* Dataset records
>> START

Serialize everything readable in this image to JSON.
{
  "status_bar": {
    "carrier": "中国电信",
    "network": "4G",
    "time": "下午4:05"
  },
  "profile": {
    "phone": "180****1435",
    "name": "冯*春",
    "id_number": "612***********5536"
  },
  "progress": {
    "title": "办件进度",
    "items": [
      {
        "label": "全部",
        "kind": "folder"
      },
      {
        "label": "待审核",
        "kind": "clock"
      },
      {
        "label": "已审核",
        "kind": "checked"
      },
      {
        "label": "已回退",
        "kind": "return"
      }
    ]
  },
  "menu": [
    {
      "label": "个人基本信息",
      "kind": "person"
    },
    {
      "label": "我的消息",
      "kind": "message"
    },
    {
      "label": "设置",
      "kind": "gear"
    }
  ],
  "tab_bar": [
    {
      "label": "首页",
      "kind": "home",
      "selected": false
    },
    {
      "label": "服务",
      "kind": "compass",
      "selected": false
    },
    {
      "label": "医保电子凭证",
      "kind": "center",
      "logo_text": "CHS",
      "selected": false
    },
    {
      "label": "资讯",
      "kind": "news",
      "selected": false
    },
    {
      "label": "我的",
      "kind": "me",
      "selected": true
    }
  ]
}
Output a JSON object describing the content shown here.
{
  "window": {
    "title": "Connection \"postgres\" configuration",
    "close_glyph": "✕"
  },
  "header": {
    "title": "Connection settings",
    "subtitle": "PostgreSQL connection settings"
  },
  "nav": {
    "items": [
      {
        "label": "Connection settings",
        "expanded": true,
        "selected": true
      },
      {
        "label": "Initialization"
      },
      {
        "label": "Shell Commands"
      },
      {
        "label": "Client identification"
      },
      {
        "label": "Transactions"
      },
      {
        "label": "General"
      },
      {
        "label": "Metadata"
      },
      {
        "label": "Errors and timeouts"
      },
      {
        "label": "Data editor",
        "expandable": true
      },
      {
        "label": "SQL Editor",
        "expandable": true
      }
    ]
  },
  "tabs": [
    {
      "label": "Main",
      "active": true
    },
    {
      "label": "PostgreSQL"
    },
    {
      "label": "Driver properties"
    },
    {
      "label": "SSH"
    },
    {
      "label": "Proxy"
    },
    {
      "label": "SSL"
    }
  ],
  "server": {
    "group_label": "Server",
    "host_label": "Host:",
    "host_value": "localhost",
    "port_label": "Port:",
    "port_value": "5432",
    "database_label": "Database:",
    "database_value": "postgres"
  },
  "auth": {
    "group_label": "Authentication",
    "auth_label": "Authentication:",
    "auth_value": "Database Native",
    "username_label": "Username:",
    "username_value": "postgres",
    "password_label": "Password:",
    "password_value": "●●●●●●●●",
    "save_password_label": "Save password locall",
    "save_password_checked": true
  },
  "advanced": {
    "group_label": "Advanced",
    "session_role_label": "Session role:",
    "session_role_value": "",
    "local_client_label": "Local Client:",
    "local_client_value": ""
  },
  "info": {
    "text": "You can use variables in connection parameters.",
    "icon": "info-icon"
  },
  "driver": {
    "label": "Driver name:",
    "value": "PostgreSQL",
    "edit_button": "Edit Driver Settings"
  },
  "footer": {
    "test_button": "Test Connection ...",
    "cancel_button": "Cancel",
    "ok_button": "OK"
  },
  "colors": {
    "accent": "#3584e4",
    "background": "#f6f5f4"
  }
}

>> END

* WRITTEN TASK
Extract the full listing above without altering anything.

* RESULT
Serialize everything readable in this image to JSON.
{
  "status_bar": {
    "carrier": "中国电信",
    "network": "4G",
    "time": "下午4:05"
  },
  "profile": {
    "phone": "180****1435",
    "name": "冯*春",
    "id_number": "612***********5536"
  },
  "progress": {
    "title": "办件进度",
    "items": [
      {
        "label": "全部",
        "kind": "folder"
      },
      {
        "label": "待审核",
        "kind": "clock"
      },
      {
        "label": "已审核",
        "kind": "checked"
      },
      {
        "label": "已回退",
        "kind": "return"
      }
    ]
  },
  "menu": [
    {
      "label": "个人基本信息",
      "kind": "person"
    },
    {
      "label": "我的消息",
      "kind": "message"
    },
    {
      "label": "设置",
      "kind": "gear"
    }
  ],
  "tab_bar": [
    {
      "label": "首页",
      "kind": "home",
      "selected": false
    },
    {
      "label": "服务",
      "kind": "compass",
      "selected": false
    },
    {
      "label": "医保电子凭证",
      "kind": "center",
      "logo_text": "CHS",
      "selected": false
    },
    {
      "label": "资讯",
      "kind": "news",
      "selected": false
    },
    {
      "label": "我的",
      "kind": "me",
      "selected": true
    }
  ]
}
Output a JSON object describing the content shown here.
{
  "window": {
    "title": "Connection \"postgres\" configuration",
    "close_glyph": "✕"
  },
  "header": {
    "title": "Connection settings",
    "subtitle": "PostgreSQL connection settings"
  },
  "nav": {
    "items": [
      {
        "label": "Connection settings",
        "expanded": true,
        "selected": true
      },
      {
        "label": "Initialization"
      },
      {
        "label": "Shell Commands"
      },
      {
        "label": "Client identification"
      },
      {
        "label": "Transactions"
      },
      {
        "label": "General"
      },
      {
        "label": "Metadata"
      },
      {
        "label": "Errors and timeouts"
      },
      {
        "label": "Data editor",
        "expandable": true
      },
      {
        "label": "SQL Editor",
        "expandable": true
      }
    ]
  },
  "tabs": [
    {
      "label": "Main",
      "active": true
    },
    {
      "label": "PostgreSQL"
    },
    {
      "label": "Driver properties"
    },
    {
      "label": "SSH"
    },
    {
      "label": "Proxy"
    },
    {
      "label": "SSL"
    }
  ],
  "server": {
    "group_label": "Server",
    "host_label": "Host:",
    "host_value": "localhost",
    "port_label": "Port:",
    "port_value": "5432",
    "database_label": "Database:",
    "database_value": "postgres"
  },
  "auth": {
    "group_label": "Authentication",
    "auth_label": "Authentication:",
    "auth_value": "Database Native",
    "username_label": "Username:",
    "username_value": "postgres",
    "password_label": "Password:",
    "password_value": "●●●●●●●●",
    "save_password_label": "Save password locall",
    "save_password_checked": true
  },
  "advanced": {
    "group_label": "Advanced",
    "session_role_label": "Session role:",
    "session_role_value": "",
    "local_client_label": "Local Client:",
    "local_client_value": ""
  },
  "info": {
    "text": "You can use variables in connection parameters.",
    "icon": "info-icon"
  },
  "driver": {
    "label": "Driver name:",
    "value": "PostgreSQL",
    "edit_button": "Edit Driver Settings"
  },
  "footer": {
    "test_button": "Test Connection ...",
    "cancel_button": "Cancel",
    "ok_button": "OK"
  },
  "colors": {
    "accent": "#3584e4",
    "background": "#f6f5f4"
  }
}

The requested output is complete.